[Dataset records]

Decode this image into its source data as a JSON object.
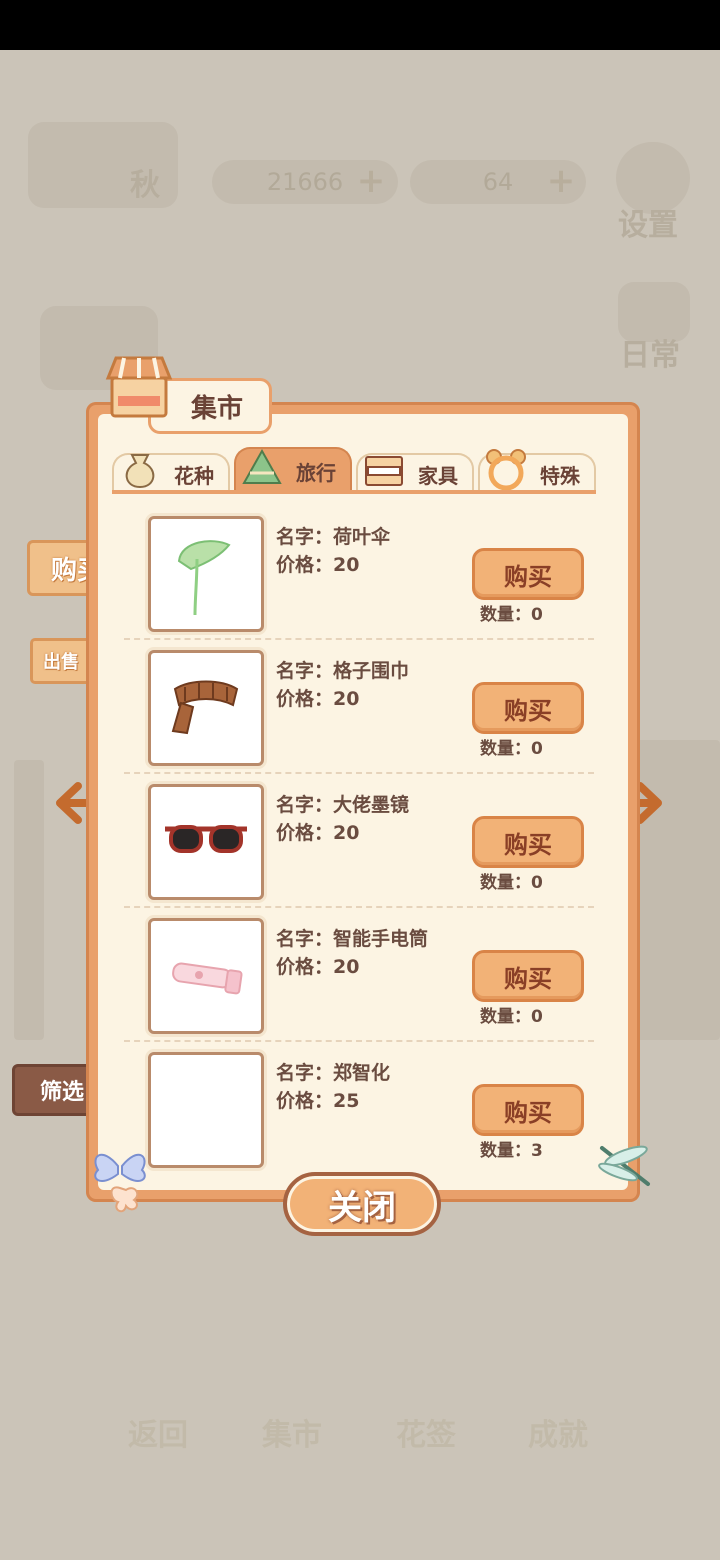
{
  "background_hud": {
    "season_label": "秋",
    "fish_amount": "21666",
    "cheese_amount": "64",
    "settings_label": "设置",
    "daily_label": "日常",
    "bottom_nav": [
      "返回",
      "集市",
      "花签",
      "成就"
    ]
  },
  "side_tabs": {
    "buy": "购买",
    "sell": "出售",
    "filter": "筛选"
  },
  "panel": {
    "title": "集市",
    "tabs": [
      {
        "label": "花种",
        "icon": "seed-bag-icon"
      },
      {
        "label": "旅行",
        "icon": "zongzi-icon"
      },
      {
        "label": "家具",
        "icon": "bed-icon"
      },
      {
        "label": "特殊",
        "icon": "bear-ring-icon"
      }
    ],
    "active_tab": "旅行",
    "items": [
      {
        "name": "名字：荷叶伞",
        "price": "价格：20",
        "buy": "购买",
        "qty": "数量：0",
        "icon": "lotus-leaf-umbrella-icon"
      },
      {
        "name": "名字：格子围巾",
        "price": "价格：20",
        "buy": "购买",
        "qty": "数量：0",
        "icon": "plaid-scarf-icon"
      },
      {
        "name": "名字：大佬墨镜",
        "price": "价格：20",
        "buy": "购买",
        "qty": "数量：0",
        "icon": "sunglasses-icon"
      },
      {
        "name": "名字：智能手电筒",
        "price": "价格：20",
        "buy": "购买",
        "qty": "数量：0",
        "icon": "flashlight-icon"
      },
      {
        "name": "名字：郑智化",
        "price": "价格：25",
        "buy": "购买",
        "qty": "数量：3",
        "icon": ""
      }
    ],
    "close": "关闭"
  },
  "colors": {
    "panel_border": "#e9a06b",
    "panel_bg": "#fcf4e3",
    "button": "#f2b277",
    "text": "#6a4c40"
  }
}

**What is expected:**
Write out all the entries word for word, but skip any images.

**The solution:**
Decode this image into its source data as a JSON object.
{
  "background_hud": {
    "season_label": "秋",
    "fish_amount": "21666",
    "cheese_amount": "64",
    "settings_label": "设置",
    "daily_label": "日常",
    "bottom_nav": [
      "返回",
      "集市",
      "花签",
      "成就"
    ]
  },
  "side_tabs": {
    "buy": "购买",
    "sell": "出售",
    "filter": "筛选"
  },
  "panel": {
    "title": "集市",
    "tabs": [
      {
        "label": "花种",
        "icon": "seed-bag-icon"
      },
      {
        "label": "旅行",
        "icon": "zongzi-icon"
      },
      {
        "label": "家具",
        "icon": "bed-icon"
      },
      {
        "label": "特殊",
        "icon": "bear-ring-icon"
      }
    ],
    "active_tab": "旅行",
    "items": [
      {
        "name": "名字：荷叶伞",
        "price": "价格：20",
        "buy": "购买",
        "qty": "数量：0",
        "icon": "lotus-leaf-umbrella-icon"
      },
      {
        "name": "名字：格子围巾",
        "price": "价格：20",
        "buy": "购买",
        "qty": "数量：0",
        "icon": "plaid-scarf-icon"
      },
      {
        "name": "名字：大佬墨镜",
        "price": "价格：20",
        "buy": "购买",
        "qty": "数量：0",
        "icon": "sunglasses-icon"
      },
      {
        "name": "名字：智能手电筒",
        "price": "价格：20",
        "buy": "购买",
        "qty": "数量：0",
        "icon": "flashlight-icon"
      },
      {
        "name": "名字：郑智化",
        "price": "价格：25",
        "buy": "购买",
        "qty": "数量：3",
        "icon": ""
      }
    ],
    "close": "关闭"
  },
  "colors": {
    "panel_border": "#e9a06b",
    "panel_bg": "#fcf4e3",
    "button": "#f2b277",
    "text": "#6a4c40"
  }
}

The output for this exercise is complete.